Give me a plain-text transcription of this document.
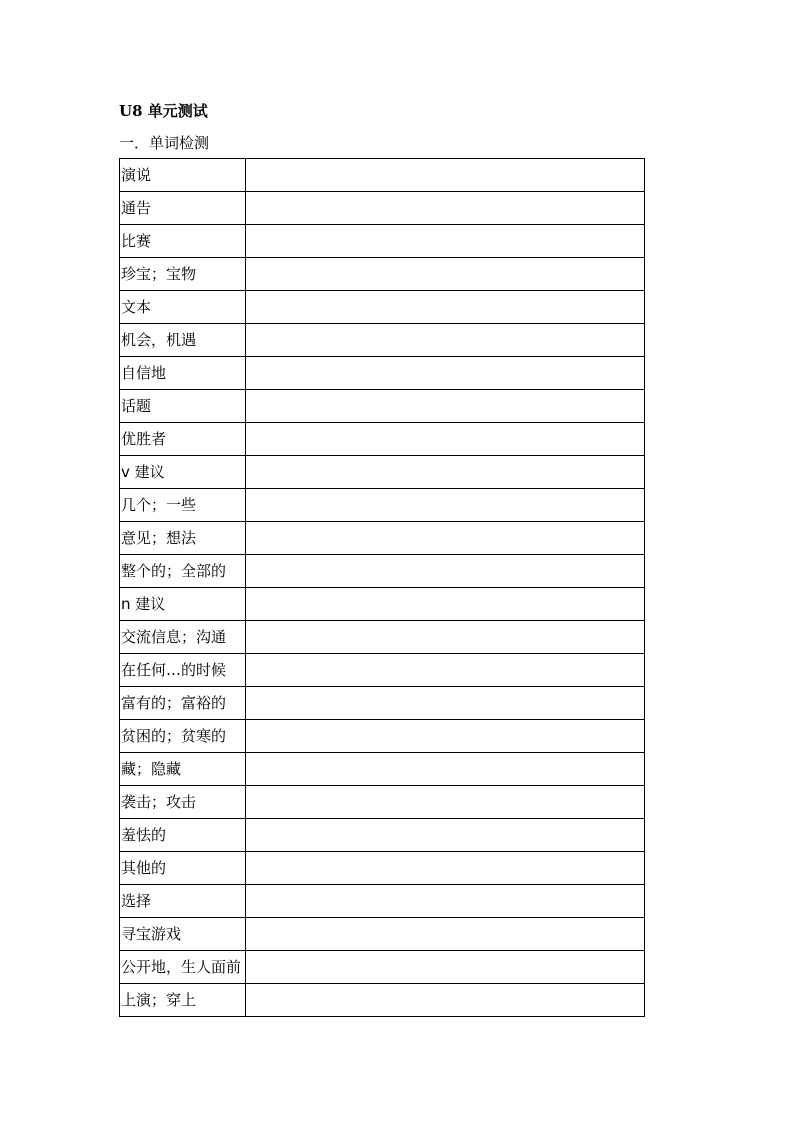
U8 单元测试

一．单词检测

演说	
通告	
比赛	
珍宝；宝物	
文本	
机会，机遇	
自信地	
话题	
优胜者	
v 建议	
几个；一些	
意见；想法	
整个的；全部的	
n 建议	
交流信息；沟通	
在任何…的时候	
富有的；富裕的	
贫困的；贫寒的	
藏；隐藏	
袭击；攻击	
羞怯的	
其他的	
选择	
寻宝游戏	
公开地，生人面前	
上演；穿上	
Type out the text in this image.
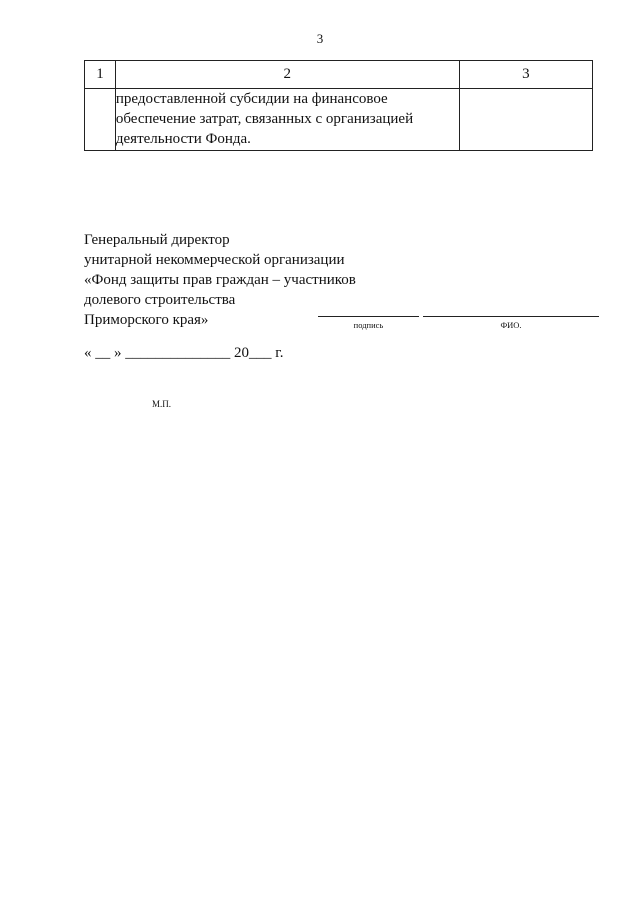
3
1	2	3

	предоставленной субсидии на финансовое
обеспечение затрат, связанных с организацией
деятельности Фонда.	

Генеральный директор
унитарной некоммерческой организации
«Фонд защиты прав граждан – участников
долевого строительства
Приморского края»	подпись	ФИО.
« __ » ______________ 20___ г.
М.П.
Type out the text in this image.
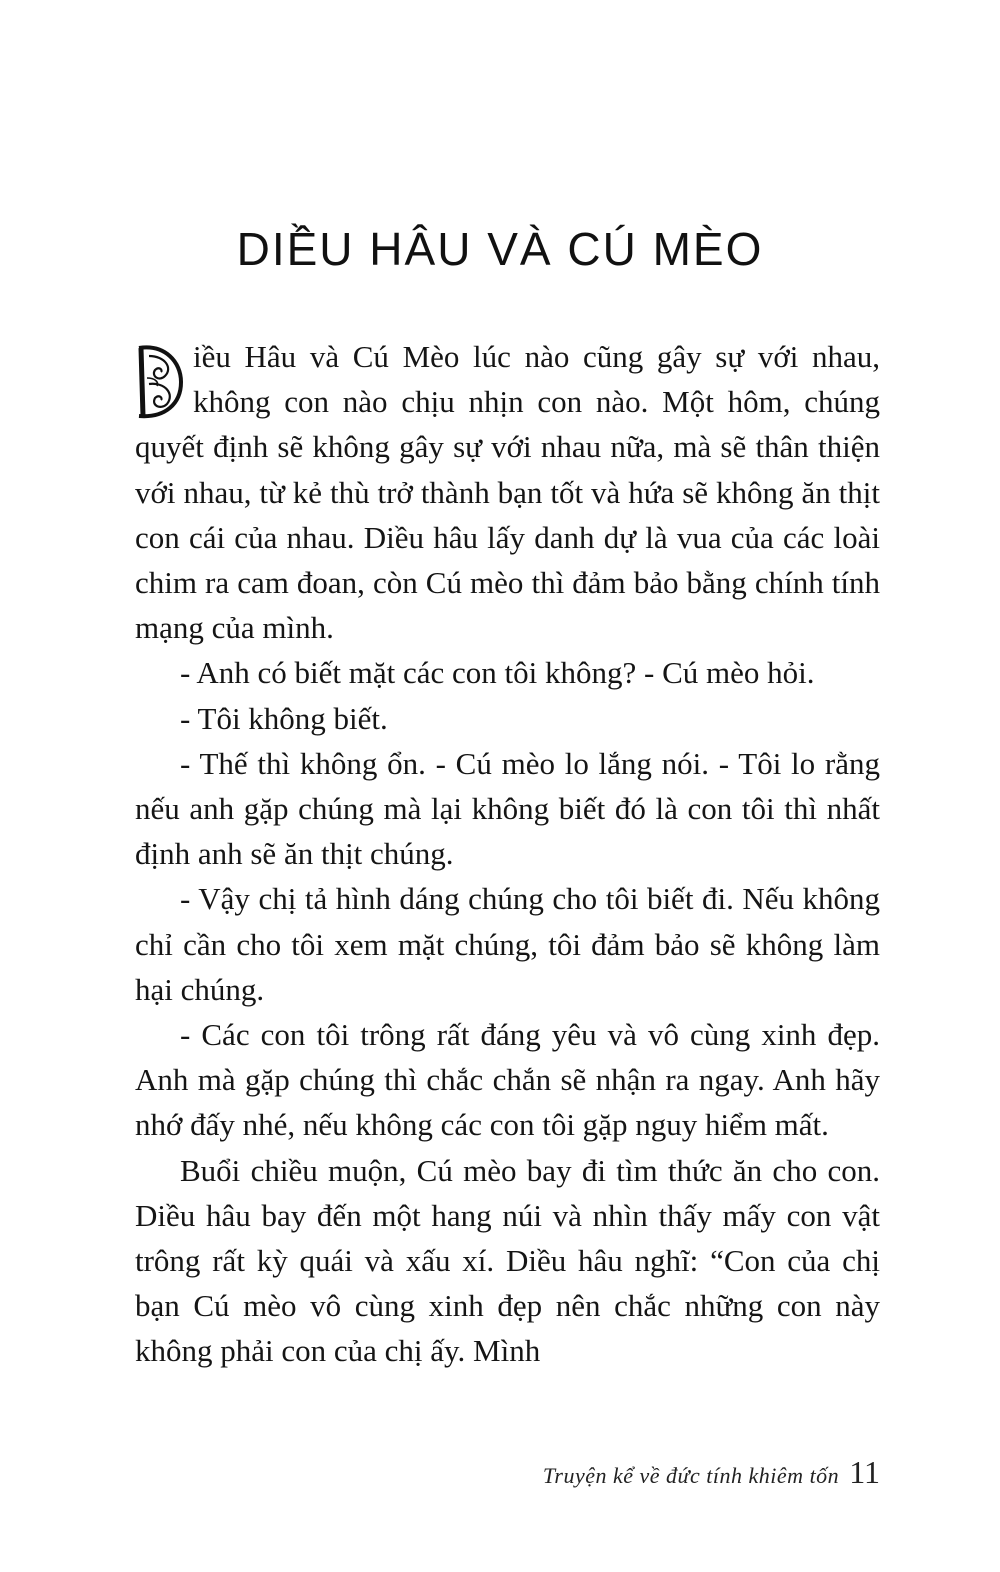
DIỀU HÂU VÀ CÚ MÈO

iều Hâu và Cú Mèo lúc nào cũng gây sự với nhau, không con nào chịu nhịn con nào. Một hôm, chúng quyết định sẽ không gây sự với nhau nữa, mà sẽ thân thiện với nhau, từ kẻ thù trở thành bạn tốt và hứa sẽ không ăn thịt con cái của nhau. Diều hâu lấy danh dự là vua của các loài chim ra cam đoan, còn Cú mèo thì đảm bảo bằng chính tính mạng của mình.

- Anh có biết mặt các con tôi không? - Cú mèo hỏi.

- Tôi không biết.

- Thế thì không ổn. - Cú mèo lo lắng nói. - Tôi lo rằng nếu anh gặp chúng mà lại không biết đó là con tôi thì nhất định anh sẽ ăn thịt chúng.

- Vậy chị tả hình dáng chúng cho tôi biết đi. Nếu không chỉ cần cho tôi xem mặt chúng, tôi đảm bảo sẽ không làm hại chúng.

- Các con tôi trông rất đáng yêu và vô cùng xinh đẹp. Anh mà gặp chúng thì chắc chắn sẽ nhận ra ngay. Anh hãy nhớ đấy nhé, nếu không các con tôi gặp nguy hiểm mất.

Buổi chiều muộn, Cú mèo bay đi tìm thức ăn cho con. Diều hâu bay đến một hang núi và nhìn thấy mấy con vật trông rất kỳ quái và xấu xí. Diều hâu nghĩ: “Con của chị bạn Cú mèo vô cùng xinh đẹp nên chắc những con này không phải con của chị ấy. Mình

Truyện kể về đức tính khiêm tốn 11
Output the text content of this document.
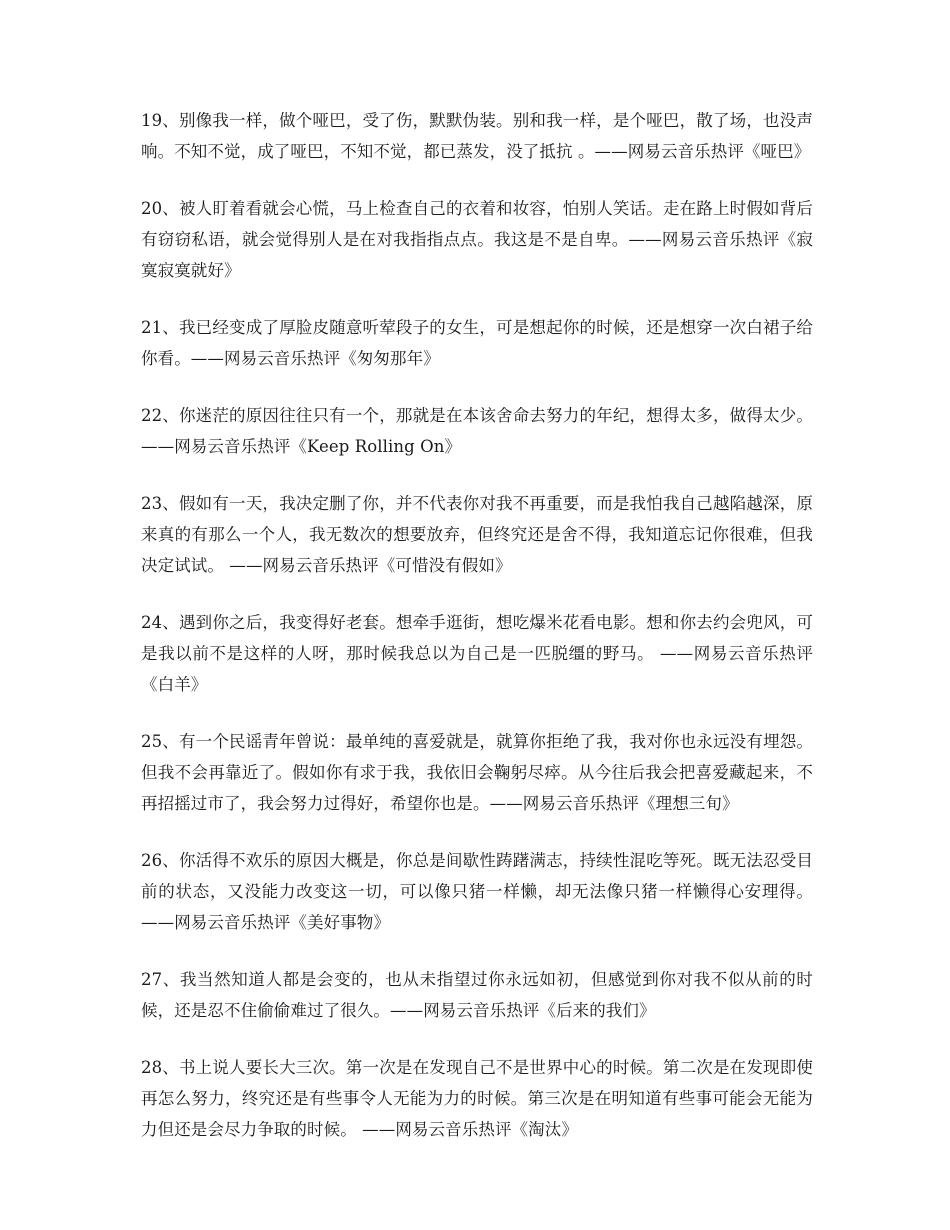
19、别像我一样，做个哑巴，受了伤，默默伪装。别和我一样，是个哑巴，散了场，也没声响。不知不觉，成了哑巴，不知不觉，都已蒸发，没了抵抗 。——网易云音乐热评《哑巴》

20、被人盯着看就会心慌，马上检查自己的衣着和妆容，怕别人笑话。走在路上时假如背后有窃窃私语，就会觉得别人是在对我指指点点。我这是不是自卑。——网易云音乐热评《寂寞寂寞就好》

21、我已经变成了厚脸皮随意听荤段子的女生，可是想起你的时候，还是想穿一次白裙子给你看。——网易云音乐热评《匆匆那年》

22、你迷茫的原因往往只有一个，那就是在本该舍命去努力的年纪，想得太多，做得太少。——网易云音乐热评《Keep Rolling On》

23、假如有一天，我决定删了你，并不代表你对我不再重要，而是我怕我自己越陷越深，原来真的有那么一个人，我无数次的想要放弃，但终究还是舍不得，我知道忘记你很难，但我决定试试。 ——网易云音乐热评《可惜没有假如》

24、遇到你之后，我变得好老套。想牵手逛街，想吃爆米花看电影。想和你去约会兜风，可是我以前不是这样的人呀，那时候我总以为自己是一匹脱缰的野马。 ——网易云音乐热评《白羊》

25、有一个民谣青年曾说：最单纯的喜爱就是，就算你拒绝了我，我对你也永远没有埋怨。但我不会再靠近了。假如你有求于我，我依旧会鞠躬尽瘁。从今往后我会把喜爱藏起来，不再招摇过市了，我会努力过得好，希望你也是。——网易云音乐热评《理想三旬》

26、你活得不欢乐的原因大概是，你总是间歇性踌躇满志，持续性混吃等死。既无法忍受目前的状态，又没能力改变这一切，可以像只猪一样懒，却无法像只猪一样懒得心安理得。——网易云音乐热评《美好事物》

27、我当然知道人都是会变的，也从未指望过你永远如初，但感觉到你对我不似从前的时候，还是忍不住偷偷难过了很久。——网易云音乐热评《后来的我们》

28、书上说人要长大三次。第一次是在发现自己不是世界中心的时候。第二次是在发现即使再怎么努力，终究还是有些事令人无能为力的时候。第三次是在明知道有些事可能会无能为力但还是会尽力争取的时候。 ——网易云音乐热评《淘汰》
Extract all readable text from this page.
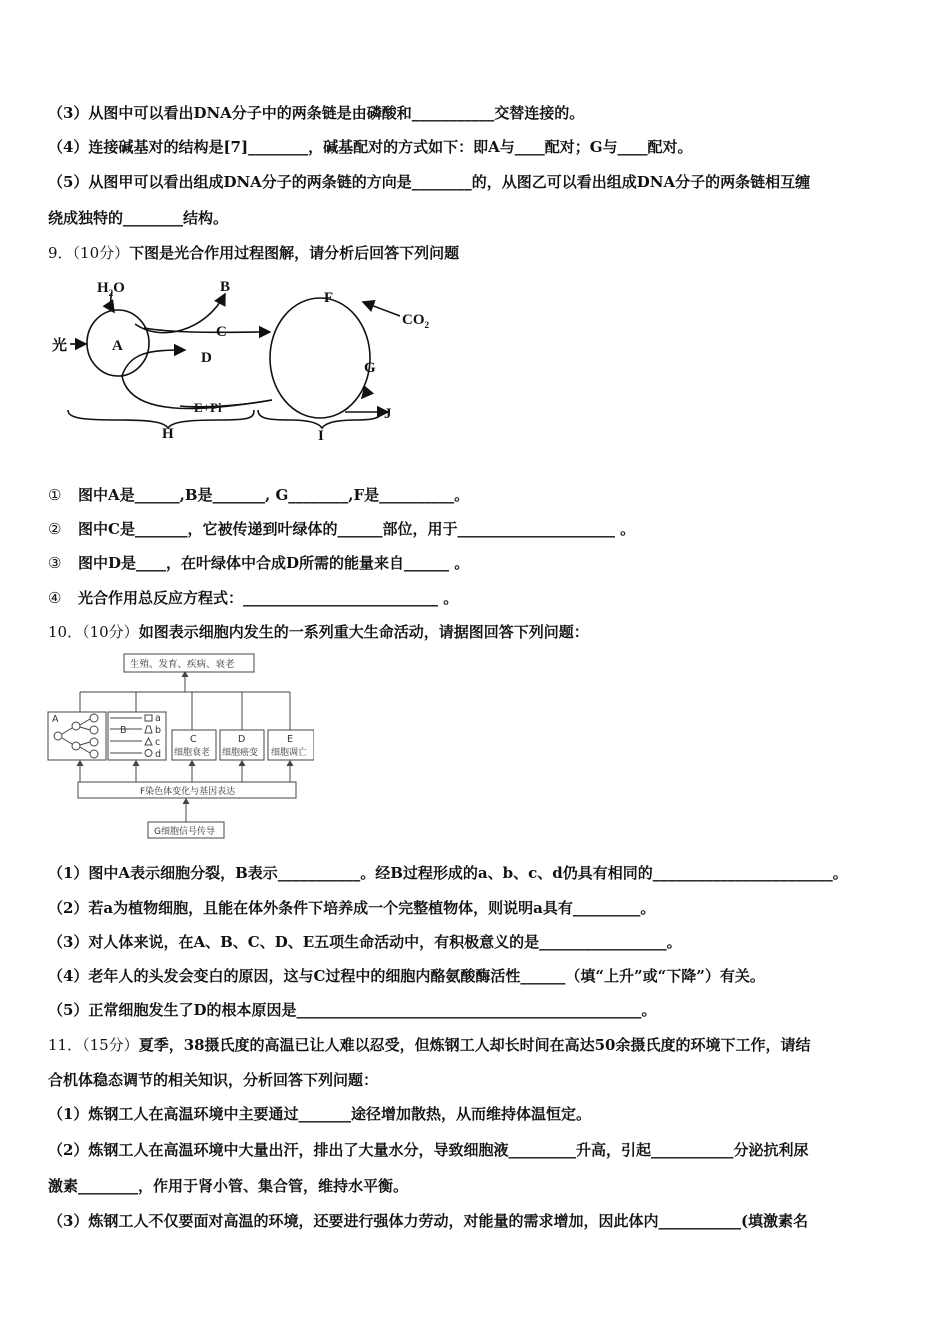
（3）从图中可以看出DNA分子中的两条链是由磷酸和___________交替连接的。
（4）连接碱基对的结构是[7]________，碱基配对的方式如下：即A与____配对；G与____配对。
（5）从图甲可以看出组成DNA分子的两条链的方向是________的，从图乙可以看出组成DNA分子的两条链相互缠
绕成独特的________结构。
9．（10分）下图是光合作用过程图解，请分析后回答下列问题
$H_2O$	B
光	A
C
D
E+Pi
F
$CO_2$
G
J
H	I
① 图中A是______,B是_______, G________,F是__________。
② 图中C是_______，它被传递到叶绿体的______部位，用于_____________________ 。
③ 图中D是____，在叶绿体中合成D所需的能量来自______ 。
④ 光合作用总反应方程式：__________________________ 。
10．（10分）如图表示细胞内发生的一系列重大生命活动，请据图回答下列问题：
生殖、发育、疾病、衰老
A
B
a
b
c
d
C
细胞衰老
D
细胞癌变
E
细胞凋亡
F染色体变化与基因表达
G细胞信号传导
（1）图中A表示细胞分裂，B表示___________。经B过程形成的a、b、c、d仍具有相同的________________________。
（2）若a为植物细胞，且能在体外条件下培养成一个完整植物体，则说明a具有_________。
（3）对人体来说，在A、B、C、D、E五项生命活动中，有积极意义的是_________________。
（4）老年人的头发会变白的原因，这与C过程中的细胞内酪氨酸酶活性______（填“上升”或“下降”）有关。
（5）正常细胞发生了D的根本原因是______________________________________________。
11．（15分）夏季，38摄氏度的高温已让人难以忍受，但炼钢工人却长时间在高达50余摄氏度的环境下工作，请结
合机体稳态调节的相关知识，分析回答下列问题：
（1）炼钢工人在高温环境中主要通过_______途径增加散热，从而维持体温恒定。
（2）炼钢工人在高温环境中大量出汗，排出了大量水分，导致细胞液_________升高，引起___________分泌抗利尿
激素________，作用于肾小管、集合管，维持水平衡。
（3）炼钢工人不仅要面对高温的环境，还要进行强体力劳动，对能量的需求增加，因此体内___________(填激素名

**********

- [Exercise objective] Only lines with the word "text" should be collected from the material.

- [Exercise solution]
Give me a plain-text transcription of this document.
Type out the text in this image.
Type out the text in this image.
Output the text content of this document.
Extract all readable text from this page.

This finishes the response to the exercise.